* **Instrução**
No trecho sobre leitura, quantas páginas tem cada livro da biblioteca do conto de Jorge Luis Borges?

* **Trecho**
━━━━━━
É assim que passeio pela biblioteca de infinitas galerias hexagonais do conto de Jorge Luis Borges, em que "a cada um dos muros de cada hexágono correspondem cinco prateleiras; cada prateleira contém trinta e dois livros de formato uniforme; cada livro tem quatrocentas e dez páginas; cada página, quarenta linhas; cada linha, umas oitenta letras de cor negra".
Na adolescência, se gosta de literatura de entretenimento. Hormônios e neurônios travam um conflito desigual e a mente prefere aquilo que fala ao coração. Definitivamente, não é hora (salvo as exceções de honra) para dramas existenciais, contos filosóficos e discussões epistemológicas. Essas maravilhas do aborrecimento ficam para mais tarde, quando a poeira hormonal já assentou e a gente começa a encontrar personagens cujos sentimentos e vontades são parecidos com os nossos (ou vice-versa).
Hoje tenho menos paciência para a ficção. Fiquei sério demais? Na verdade, tenho dedicado meu tempo a ensaios sociológicos, teológicos e culturais. Parece chato, mas não é. Nem é presunção de erudição. Fujo disso. Escolho autores que escrevem verdades com a fluidez da boa ficção e escritores que escrevem ficção como se dissessem as maiores verdades. Ando muito seletivo (é a bendita idade?), mas não abomino o romance, a comédia e a tragédia. Não queimo livros porque não gosto deles. Aliás, desconfie de gente que queima livros; homens que queimam livros, queimam pessoas.
━━━━━━
* **Dados fornecidos**
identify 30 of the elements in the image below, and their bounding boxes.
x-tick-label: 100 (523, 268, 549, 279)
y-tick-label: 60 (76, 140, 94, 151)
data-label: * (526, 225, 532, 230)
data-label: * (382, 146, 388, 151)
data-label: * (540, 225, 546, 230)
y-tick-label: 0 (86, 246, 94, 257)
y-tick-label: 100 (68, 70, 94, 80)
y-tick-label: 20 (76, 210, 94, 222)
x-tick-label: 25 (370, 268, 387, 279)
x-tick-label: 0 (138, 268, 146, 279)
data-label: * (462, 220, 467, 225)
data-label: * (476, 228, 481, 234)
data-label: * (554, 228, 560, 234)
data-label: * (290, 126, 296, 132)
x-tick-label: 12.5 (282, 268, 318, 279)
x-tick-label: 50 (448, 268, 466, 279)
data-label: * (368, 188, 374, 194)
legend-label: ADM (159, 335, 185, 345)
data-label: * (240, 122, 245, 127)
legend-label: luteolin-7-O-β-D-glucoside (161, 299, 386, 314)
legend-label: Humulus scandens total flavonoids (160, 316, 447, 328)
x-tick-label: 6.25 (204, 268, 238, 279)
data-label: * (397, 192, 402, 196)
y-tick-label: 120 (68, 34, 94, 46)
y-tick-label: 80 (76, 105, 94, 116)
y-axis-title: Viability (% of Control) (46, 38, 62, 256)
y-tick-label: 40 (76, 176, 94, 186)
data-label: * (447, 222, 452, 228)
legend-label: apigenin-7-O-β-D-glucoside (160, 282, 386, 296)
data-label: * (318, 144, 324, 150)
━━━━━━
* **Resolução do exercício**
Quatrocentas e dez páginas.